**Information provided**

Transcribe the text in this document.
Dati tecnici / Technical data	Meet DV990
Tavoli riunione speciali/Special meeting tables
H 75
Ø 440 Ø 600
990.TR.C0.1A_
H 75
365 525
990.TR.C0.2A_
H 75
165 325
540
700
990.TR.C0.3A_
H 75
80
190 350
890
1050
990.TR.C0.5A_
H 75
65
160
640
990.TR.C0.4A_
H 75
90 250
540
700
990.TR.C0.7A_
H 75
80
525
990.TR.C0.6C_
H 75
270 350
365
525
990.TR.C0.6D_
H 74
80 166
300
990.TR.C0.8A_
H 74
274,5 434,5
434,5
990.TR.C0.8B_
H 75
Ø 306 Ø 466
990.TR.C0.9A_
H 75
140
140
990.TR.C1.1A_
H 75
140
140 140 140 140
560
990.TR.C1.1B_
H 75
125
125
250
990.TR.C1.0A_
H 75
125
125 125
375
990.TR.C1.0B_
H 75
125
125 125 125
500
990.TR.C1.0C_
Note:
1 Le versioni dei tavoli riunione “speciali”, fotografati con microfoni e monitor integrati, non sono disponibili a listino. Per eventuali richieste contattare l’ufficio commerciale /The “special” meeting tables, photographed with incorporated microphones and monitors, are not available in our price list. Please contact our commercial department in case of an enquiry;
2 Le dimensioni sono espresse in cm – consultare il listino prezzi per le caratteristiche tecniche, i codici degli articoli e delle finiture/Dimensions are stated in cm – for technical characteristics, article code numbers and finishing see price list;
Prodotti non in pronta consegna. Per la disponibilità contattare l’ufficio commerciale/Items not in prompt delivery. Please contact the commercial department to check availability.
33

**Work to be completed**
Extract each record, keeping it identical to the original.

**Problem solution**
Transcribe the text in this document.
Dati tecnici / Technical data	Meet DV990
Tavoli riunione speciali/Special meeting tables
H 75
Ø 440 Ø 600
990.TR.C0.1A_
H 75
365 525
990.TR.C0.2A_
H 75
165 325
540
700
990.TR.C0.3A_
H 75
80
190 350
890
1050
990.TR.C0.5A_
H 75
65
160
640
990.TR.C0.4A_
H 75
90 250
540
700
990.TR.C0.7A_
H 75
80
525
990.TR.C0.6C_
H 75
270 350
365
525
990.TR.C0.6D_
H 74
80 166
300
990.TR.C0.8A_
H 74
274,5 434,5
434,5
990.TR.C0.8B_
H 75
Ø 306 Ø 466
990.TR.C0.9A_
H 75
140
140
990.TR.C1.1A_
H 75
140
140 140 140 140
560
990.TR.C1.1B_
H 75
125
125
250
990.TR.C1.0A_
H 75
125
125 125
375
990.TR.C1.0B_
H 75
125
125 125 125
500
990.TR.C1.0C_
Note:
1 Le versioni dei tavoli riunione “speciali”, fotografati con microfoni e monitor integrati, non sono disponibili a listino. Per eventuali richieste contattare l’ufficio commerciale /The “special” meeting tables, photographed with incorporated microphones and monitors, are not available in our price list. Please contact our commercial department in case of an enquiry;
2 Le dimensioni sono espresse in cm – consultare il listino prezzi per le caratteristiche tecniche, i codici degli articoli e delle finiture/Dimensions are stated in cm – for technical characteristics, article code numbers and finishing see price list;
Prodotti non in pronta consegna. Per la disponibilità contattare l’ufficio commerciale/Items not in prompt delivery. Please contact the commercial department to check availability.
33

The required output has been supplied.